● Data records
—————

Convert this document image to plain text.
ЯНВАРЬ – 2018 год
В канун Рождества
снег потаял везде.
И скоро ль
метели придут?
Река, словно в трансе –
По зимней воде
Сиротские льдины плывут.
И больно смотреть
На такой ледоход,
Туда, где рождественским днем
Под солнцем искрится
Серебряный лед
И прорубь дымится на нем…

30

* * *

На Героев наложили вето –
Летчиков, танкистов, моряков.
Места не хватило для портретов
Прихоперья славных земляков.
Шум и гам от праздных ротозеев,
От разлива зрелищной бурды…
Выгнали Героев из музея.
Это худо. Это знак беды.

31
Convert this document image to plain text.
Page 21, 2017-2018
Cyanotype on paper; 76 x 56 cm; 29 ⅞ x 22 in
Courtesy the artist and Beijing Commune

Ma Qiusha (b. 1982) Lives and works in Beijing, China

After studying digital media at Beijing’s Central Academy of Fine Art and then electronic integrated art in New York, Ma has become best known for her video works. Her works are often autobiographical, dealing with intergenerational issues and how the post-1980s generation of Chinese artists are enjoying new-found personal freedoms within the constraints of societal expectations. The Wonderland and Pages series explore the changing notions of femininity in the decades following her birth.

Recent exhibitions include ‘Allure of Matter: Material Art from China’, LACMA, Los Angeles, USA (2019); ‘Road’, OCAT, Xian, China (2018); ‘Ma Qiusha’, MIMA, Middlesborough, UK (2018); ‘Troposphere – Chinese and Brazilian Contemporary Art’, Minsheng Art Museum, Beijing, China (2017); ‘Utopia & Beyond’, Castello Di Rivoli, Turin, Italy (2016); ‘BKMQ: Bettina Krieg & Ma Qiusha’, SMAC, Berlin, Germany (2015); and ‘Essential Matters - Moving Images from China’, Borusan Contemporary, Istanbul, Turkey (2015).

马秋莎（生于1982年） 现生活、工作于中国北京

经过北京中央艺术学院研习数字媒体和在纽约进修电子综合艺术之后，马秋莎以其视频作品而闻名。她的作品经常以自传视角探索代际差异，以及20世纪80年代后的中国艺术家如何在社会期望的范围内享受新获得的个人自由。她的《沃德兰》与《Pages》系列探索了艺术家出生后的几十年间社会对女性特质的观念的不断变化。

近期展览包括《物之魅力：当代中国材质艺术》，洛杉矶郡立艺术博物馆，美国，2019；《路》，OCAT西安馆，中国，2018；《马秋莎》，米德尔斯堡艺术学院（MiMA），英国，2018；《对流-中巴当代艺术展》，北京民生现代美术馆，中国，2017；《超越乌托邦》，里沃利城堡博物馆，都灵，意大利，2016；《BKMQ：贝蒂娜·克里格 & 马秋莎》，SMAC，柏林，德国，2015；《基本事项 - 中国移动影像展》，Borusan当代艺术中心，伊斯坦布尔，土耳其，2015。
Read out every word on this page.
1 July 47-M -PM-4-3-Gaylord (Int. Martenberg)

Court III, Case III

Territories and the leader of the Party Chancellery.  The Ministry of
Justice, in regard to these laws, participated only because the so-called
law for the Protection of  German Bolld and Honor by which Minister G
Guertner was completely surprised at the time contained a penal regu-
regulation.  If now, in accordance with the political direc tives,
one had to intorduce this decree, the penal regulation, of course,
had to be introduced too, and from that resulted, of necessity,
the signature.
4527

—————

● Exercise
List every line in the records above that contains the word "penal".

● Solution to the exercise
Guertner was completely surprised at the time contained a penal regu-
one had to intorduce this decree, the penal regulation, of course,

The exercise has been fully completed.